_Work to do:_ Copy out all lines of the records in which the word "bluetooth" appears.
»»
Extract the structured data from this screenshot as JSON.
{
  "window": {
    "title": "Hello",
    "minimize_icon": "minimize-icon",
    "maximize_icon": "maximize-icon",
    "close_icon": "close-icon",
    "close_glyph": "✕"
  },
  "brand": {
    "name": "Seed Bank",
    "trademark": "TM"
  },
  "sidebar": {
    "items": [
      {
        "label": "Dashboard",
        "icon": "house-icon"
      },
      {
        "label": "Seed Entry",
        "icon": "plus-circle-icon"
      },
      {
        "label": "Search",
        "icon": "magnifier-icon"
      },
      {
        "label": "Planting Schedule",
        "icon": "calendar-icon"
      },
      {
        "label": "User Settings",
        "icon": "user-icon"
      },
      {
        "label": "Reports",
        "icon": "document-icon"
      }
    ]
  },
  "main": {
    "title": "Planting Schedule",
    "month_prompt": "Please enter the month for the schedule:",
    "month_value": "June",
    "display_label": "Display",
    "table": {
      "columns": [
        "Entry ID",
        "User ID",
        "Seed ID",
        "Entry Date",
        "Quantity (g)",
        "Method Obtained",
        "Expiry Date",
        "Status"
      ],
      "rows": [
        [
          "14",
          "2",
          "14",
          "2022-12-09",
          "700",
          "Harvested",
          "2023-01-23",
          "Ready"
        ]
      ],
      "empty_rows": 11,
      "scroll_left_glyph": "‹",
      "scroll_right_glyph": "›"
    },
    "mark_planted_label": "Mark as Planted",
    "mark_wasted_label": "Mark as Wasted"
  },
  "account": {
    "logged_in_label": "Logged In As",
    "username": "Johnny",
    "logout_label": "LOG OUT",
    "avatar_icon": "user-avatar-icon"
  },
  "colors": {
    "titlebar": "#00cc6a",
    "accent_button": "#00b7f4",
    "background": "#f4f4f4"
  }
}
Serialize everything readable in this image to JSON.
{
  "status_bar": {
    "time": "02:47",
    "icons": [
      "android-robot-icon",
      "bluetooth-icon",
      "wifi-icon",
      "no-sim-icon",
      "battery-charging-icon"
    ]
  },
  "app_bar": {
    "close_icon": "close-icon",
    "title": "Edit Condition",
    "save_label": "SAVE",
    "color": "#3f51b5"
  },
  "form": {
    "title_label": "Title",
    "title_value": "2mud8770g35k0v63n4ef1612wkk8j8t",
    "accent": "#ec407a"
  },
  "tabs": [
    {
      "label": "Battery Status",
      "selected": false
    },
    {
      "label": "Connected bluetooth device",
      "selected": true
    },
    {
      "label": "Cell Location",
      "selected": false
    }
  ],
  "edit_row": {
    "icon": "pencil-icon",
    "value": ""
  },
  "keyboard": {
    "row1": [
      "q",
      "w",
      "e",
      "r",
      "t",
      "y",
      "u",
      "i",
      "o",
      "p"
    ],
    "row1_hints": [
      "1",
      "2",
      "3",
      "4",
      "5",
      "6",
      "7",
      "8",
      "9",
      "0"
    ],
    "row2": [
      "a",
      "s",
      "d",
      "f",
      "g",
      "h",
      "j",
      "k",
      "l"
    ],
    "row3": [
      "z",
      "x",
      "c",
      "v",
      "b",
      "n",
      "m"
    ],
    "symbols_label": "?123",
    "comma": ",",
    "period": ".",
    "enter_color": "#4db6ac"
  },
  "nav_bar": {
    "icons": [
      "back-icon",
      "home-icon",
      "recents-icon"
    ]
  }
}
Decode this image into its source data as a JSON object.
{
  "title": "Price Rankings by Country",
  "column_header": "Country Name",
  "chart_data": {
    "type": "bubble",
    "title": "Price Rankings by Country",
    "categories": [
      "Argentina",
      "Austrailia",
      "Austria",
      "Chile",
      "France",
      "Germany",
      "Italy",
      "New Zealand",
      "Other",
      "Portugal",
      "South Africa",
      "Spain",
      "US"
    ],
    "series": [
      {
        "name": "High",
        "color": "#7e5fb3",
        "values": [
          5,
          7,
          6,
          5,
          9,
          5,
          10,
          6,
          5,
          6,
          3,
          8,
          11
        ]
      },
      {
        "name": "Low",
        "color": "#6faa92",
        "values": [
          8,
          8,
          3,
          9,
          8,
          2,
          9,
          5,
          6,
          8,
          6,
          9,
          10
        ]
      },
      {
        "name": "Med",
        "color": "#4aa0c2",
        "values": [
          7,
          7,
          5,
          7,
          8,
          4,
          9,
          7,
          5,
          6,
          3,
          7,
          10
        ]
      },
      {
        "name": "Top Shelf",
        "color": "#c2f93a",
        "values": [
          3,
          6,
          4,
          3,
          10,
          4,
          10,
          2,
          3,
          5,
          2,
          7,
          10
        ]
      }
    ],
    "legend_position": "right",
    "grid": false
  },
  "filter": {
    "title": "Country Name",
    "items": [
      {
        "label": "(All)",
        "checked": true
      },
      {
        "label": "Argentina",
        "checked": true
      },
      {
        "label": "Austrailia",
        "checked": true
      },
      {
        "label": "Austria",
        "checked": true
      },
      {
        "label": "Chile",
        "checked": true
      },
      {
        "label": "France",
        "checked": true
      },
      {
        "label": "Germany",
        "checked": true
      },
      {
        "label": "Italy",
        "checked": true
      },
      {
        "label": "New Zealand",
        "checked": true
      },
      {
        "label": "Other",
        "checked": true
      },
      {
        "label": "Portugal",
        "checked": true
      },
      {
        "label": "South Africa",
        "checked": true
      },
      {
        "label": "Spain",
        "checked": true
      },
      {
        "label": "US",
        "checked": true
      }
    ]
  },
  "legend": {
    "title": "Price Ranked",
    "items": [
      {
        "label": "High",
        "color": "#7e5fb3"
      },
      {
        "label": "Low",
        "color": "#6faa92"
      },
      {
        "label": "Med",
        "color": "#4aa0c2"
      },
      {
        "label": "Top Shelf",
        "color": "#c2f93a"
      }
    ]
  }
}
««
_Result of this exercise:_
      "bluetooth-icon",
      "label": "Connected bluetooth device",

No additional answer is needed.